● **Job**
Filter the listing and keep only the lines with the word "получение".

● **Supplied data**

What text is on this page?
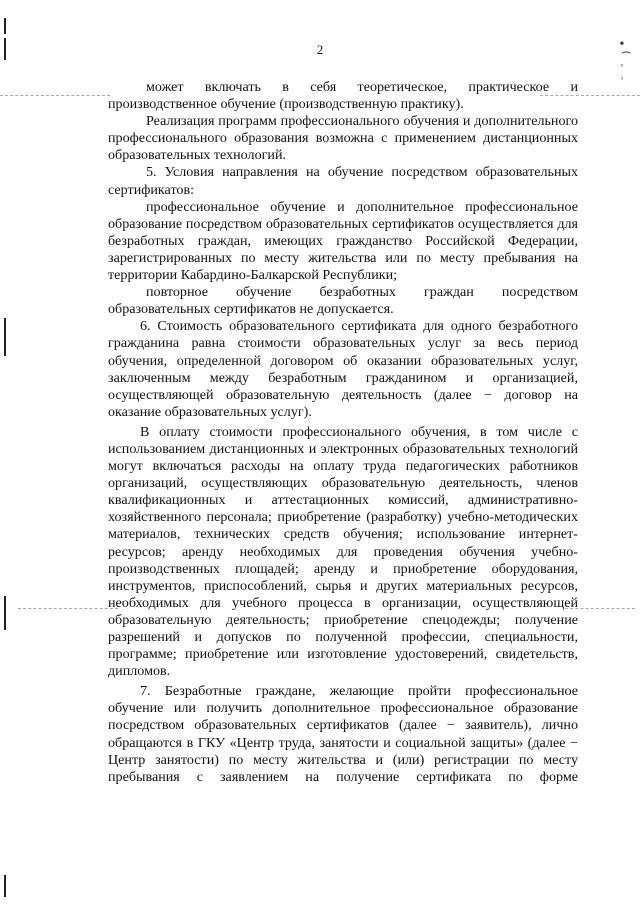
•

ʿ
ʾ
2

может включать в себя теоретическое, практическое и производственное обучение (производственную практику).

Реализация программ профессионального обучения и дополнительного профессионального образования возможна с применением дистанционных образовательных технологий.

5. Условия направления на обучение посредством образовательных сертификатов:

профессиональное обучение и дополнительное профессиональное образование посредством образовательных сертификатов осуществляется для безработных граждан, имеющих гражданство Российской Федерации, зарегистрированных по месту жительства или по месту пребывания на территории Кабардино-Балкарской Республики;

повторное обучение безработных граждан посредством образовательных сертификатов не допускается.

6. Стоимость образовательного сертификата для одного безработного гражданина равна стоимости образовательных услуг за весь период обучения, определенной договором об оказании образовательных услуг, заключенным между безработным гражданином и организацией, осуществляющей образовательную деятельность (далее − договор на оказание образовательных услуг).

В оплату стоимости профессионального обучения, в том числе с использованием дистанционных и электронных образовательных технологий могут включаться расходы на оплату труда педагогических работников организаций, осуществляющих образовательную деятельность, членов квалификационных и аттестационных комиссий, административно-хозяйственного персонала; приобретение (разработку) учебно-методических материалов, технических средств обучения; использование интернет-ресурсов; аренду необходимых для проведения обучения учебно-производственных площадей; аренду и приобретение оборудования, инструментов, приспособлений, сырья и других материальных ресурсов, необходимых для учебного процесса в организации, осуществляющей образовательную деятельность; приобретение спецодежды; получение разрешений и допусков по полученной профессии, специальности, программе; приобретение или изготовление удостоверений, свидетельств, дипломов.

7. Безработные граждане, желающие пройти профессиональное обучение или получить дополнительное профессиональное образование посредством образовательных сертификатов (далее − заявитель), лично обращаются в ГКУ «Центр труда, занятости и социальной защиты» (далее − Центр занятости) по месту жительства и (или) регистрации по месту пребывания с заявлением на получение сертификата по форме
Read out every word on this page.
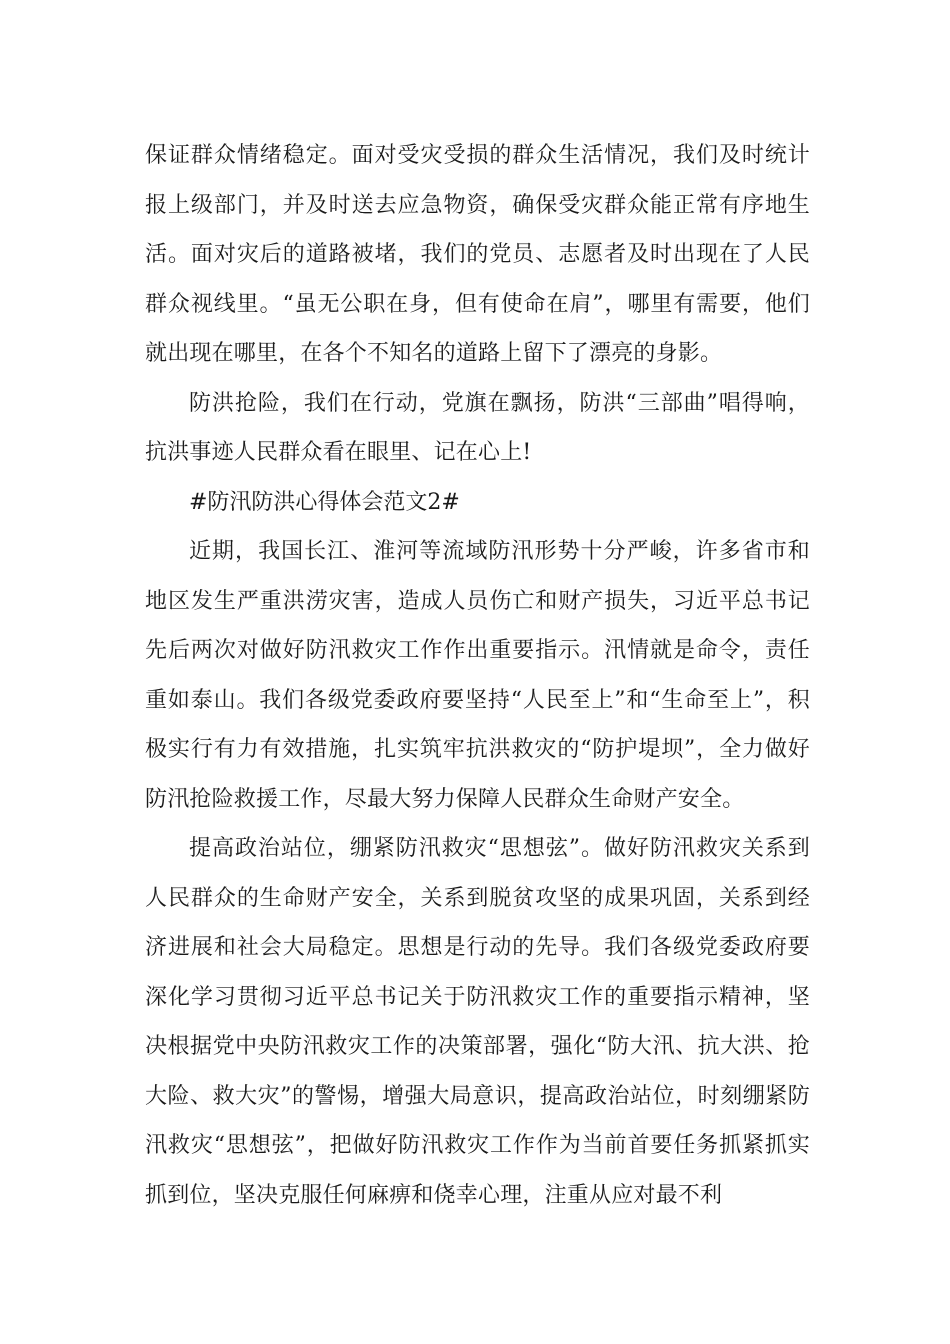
保证群众情绪稳定。面对受灾受损的群众生活情况，我们及时统计报上级部门，并及时送去应急物资，确保受灾群众能正常有序地生活。面对灾后的道路被堵，我们的党员、志愿者及时出现在了人民群众视线里。“虽无公职在身，但有使命在肩”，哪里有需要，他们就出现在哪里，在各个不知名的道路上留下了漂亮的身影。

防洪抢险，我们在行动，党旗在飘扬，防洪“三部曲”唱得响，抗洪事迹人民群众看在眼里、记在心上!

#防汛防洪心得体会范文2#

近期，我国长江、淮河等流域防汛形势十分严峻，许多省市和地区发生严重洪涝灾害，造成人员伤亡和财产损失，习近平总书记先后两次对做好防汛救灾工作作出重要指示。汛情就是命令，责任重如泰山。我们各级党委政府要坚持“人民至上”和“生命至上”，积极实行有力有效措施，扎实筑牢抗洪救灾的“防护堤坝”，全力做好防汛抢险救援工作，尽最大努力保障人民群众生命财产安全。

提高政治站位，绷紧防汛救灾“思想弦”。做好防汛救灾关系到人民群众的生命财产安全，关系到脱贫攻坚的成果巩固，关系到经济进展和社会大局稳定。思想是行动的先导。我们各级党委政府要深化学习贯彻习近平总书记关于防汛救灾工作的重要指示精神，坚决根据党中央防汛救灾工作的决策部署，强化“防大汛、抗大洪、抢大险、救大灾”的警惕，增强大局意识，提高政治站位，时刻绷紧防汛救灾“思想弦”，把做好防汛救灾工作作为当前首要任务抓紧抓实抓到位，坚决克服任何麻痹和侥幸心理，注重从应对最不利
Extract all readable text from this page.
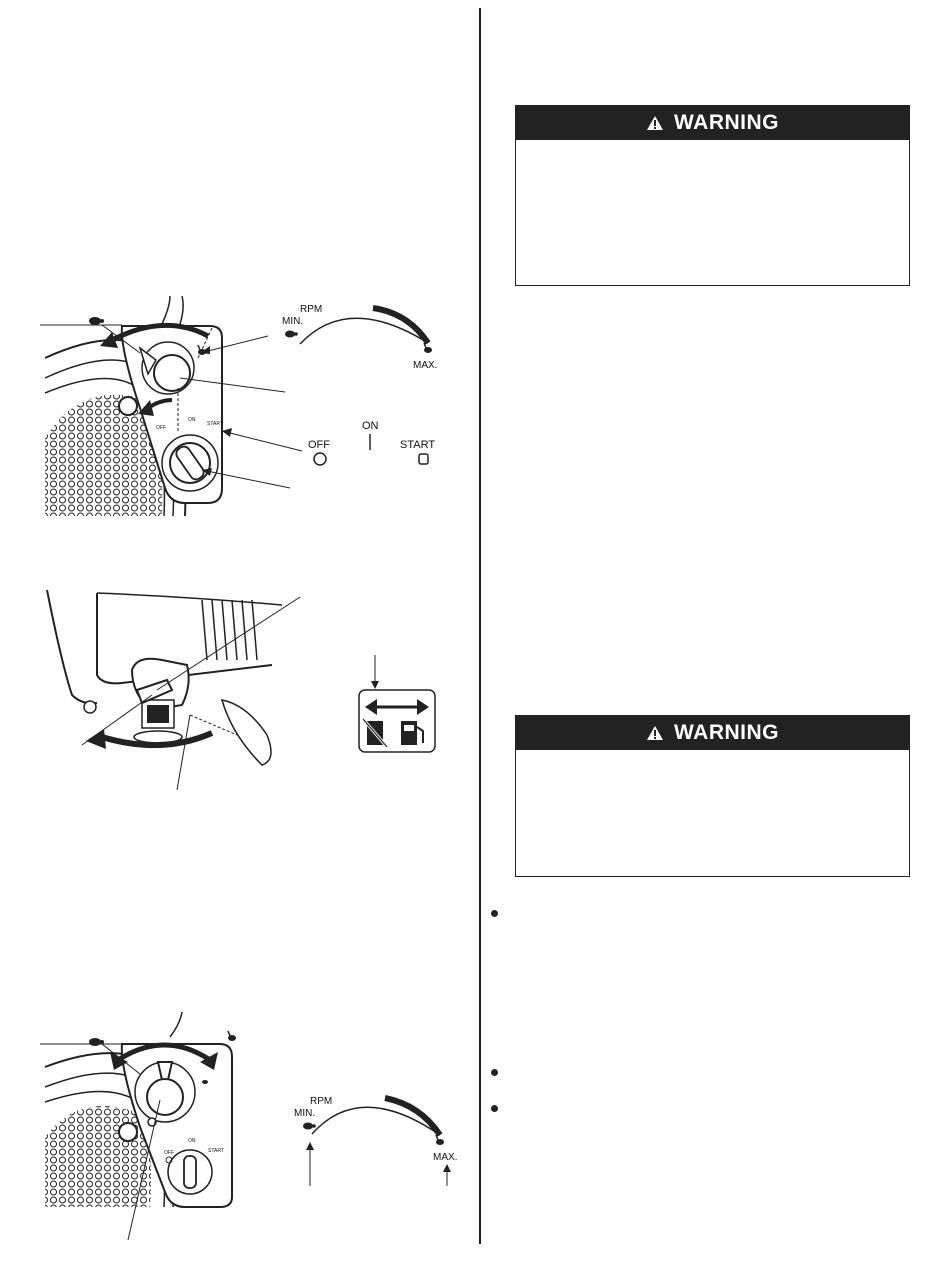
OFF
ON
START
RPM
MIN.
MAX.
ON
OFF	START
OFF
ON
START
RPM
MIN.
MAX.
WARNING
WARNING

● **Solution for this problem**
В оплату стоимости профессионального обучения, в том числе с использованием дистанционных и электронных образовательных технологий могут включаться расходы на оплату труда педагогических работников организаций, осуществляющих образовательную деятельность, членов квалификационных и аттестационных комиссий, административно-хозяйственного персонала; приобретение (разработку) учебно-методических материалов, технических средств обучения; использование интернет-ресурсов; аренду необходимых для проведения обучения учебно-производственных площадей; аренду и приобретение оборудования, инструментов, приспособлений, сырья и других материальных ресурсов, необходимых для учебного процесса в организации, осуществляющей образовательную деятельность; приобретение спецодежды; получение разрешений и допусков по полученной профессии, специальности, программе; приобретение или изготовление удостоверений, свидетельств, дипломов.
7. Безработные граждане, желающие пройти профессиональное обучение или получить дополнительное профессиональное образование посредством образовательных сертификатов (далее − заявитель), лично обращаются в ГКУ «Центр труда, занятости и социальной защиты» (далее − Центр занятости) по месту жительства и (или) регистрации по месту пребывания с заявлением на получение сертификата по форме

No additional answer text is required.